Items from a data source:
↓↓↓

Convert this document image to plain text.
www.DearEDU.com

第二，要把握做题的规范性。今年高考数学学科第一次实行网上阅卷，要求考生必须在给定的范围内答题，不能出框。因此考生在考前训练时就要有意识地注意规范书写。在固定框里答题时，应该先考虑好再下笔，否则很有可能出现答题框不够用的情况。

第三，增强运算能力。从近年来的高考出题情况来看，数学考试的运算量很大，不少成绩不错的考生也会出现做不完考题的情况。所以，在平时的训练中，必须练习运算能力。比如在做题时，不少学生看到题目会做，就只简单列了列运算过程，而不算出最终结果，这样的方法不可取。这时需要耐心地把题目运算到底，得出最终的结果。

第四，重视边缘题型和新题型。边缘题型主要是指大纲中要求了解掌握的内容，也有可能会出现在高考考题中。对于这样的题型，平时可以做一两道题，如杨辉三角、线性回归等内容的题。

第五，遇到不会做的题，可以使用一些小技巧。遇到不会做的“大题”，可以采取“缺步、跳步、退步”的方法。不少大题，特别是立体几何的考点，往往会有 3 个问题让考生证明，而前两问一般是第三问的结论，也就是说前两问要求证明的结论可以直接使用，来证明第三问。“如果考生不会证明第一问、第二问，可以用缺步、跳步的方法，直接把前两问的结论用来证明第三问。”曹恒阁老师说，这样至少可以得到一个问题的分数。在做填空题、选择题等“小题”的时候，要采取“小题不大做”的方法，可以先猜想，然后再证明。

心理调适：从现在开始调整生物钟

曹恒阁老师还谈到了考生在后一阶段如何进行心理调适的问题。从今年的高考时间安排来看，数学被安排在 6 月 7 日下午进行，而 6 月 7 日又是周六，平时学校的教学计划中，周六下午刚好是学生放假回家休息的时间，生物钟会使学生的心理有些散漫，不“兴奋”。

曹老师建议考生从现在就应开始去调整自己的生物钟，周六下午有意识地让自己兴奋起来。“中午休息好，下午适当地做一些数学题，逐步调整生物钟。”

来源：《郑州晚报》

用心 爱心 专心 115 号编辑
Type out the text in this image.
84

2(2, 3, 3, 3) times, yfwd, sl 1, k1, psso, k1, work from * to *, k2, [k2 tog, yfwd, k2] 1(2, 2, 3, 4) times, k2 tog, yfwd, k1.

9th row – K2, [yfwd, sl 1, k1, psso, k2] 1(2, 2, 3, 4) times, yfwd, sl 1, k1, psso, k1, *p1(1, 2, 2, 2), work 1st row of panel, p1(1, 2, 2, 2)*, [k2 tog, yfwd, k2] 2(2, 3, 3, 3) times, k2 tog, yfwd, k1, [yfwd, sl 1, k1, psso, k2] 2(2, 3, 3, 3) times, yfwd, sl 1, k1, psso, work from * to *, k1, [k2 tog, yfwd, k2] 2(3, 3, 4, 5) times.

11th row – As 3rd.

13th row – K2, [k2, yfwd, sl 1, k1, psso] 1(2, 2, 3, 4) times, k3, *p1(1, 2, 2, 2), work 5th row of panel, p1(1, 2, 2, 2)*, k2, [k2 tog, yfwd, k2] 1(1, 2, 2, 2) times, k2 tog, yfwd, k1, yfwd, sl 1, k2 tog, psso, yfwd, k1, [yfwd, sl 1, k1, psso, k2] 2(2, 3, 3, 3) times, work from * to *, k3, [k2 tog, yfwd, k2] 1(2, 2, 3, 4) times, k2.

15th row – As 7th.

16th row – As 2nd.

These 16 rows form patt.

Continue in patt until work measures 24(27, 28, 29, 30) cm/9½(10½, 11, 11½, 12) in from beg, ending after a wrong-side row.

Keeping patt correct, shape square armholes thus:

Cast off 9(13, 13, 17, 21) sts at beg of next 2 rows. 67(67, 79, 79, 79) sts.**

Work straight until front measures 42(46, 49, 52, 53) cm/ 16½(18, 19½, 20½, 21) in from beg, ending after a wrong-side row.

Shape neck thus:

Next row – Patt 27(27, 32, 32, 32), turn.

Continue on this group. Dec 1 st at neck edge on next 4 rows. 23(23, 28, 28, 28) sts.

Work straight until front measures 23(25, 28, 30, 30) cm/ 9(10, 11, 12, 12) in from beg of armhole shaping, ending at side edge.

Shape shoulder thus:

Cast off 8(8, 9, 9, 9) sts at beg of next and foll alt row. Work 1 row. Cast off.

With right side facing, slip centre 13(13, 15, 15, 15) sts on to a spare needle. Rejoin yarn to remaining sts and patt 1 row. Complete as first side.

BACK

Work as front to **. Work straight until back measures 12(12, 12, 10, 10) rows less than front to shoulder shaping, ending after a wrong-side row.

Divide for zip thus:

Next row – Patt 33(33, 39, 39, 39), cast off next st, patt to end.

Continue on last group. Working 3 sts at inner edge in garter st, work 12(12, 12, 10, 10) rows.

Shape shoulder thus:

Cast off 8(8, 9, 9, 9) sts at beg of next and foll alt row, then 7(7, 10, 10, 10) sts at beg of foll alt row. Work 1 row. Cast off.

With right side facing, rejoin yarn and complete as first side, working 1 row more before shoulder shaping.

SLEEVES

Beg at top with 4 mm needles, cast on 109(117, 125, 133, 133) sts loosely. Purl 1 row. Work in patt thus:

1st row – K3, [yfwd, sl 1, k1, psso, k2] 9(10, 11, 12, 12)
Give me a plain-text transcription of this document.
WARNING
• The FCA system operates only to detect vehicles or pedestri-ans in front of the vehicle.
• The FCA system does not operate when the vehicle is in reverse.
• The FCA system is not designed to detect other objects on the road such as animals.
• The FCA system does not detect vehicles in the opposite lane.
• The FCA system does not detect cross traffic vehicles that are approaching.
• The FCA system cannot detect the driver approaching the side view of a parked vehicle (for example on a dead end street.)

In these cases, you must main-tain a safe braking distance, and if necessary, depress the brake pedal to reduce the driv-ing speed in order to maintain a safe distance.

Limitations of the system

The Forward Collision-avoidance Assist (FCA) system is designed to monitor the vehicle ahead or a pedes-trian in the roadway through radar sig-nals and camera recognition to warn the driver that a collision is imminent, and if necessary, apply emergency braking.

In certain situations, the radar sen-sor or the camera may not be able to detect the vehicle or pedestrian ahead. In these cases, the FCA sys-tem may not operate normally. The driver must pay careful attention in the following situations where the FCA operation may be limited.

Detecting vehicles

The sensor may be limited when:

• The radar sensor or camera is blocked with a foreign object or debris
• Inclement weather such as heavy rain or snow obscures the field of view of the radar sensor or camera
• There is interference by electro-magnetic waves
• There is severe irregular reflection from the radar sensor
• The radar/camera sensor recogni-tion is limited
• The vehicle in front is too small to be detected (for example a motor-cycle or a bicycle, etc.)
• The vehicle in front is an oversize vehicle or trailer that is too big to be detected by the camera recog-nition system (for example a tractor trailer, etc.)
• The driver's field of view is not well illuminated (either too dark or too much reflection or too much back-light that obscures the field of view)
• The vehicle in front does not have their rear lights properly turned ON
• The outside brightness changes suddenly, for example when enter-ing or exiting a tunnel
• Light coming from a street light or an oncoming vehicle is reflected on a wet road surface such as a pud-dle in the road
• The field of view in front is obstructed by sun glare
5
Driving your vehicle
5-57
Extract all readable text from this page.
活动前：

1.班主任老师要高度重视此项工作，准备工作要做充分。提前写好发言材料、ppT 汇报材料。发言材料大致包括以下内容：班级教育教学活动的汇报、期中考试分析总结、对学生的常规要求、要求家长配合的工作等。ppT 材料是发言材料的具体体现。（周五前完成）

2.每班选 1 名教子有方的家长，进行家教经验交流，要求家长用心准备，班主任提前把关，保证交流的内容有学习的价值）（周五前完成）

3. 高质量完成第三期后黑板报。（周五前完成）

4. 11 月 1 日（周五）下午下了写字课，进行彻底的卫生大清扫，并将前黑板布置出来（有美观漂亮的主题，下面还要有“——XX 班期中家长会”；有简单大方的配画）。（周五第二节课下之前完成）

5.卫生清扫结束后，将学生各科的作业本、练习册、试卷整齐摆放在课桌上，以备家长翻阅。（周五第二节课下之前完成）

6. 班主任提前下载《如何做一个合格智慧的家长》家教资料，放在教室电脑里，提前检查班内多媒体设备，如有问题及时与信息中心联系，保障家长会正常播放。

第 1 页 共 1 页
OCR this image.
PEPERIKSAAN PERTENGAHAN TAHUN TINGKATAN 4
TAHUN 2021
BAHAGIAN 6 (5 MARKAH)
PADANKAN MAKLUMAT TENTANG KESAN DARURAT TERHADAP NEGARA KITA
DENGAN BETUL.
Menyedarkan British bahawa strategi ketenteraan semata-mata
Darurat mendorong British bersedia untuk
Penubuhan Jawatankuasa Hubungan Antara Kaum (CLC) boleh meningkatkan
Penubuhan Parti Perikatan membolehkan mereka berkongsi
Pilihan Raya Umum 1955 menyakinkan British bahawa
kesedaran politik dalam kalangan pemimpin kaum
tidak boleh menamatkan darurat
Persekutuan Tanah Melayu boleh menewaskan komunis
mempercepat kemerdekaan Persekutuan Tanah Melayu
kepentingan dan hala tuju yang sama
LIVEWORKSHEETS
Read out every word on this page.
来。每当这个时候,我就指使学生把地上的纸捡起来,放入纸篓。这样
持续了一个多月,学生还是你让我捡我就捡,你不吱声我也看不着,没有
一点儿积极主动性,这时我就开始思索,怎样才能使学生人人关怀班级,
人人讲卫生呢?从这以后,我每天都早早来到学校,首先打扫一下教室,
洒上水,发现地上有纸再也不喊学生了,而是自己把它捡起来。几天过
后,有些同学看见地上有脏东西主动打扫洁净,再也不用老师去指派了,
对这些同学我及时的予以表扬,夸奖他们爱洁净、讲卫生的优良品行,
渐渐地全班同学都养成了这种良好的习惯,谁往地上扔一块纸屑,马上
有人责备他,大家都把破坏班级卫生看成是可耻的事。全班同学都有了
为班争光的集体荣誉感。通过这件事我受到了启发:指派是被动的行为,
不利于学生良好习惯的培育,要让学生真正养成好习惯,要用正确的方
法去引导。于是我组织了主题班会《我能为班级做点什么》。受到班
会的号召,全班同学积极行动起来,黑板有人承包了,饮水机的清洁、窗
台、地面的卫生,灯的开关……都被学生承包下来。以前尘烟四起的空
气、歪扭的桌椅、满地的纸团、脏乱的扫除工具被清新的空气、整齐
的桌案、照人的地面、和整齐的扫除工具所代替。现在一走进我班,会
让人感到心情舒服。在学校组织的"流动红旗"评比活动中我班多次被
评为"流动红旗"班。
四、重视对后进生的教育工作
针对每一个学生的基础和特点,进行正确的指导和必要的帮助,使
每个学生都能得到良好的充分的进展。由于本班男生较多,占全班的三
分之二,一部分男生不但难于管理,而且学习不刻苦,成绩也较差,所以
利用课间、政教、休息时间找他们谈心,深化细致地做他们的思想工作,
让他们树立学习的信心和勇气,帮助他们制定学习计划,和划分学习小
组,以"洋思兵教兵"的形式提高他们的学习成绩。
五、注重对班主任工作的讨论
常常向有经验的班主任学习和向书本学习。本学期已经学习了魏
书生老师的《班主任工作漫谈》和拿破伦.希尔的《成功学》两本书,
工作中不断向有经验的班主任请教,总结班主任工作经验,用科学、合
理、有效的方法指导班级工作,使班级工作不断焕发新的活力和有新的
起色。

↑↑↑

→ EXERCISE TASK: Find the word "this" in the data and show each line that holds it.

→ EXERCISE RESULT:
Convert this document image to plain text.
Type out the text in this image.
Continue on this group. Dec 1 st at neck edge on next 4 rows. 23(23, 28, 28, 28) sts.
Give me a plain-text transcription of this document.
Extract all readable text from this page.
OCR this image.
Read out every word on this page.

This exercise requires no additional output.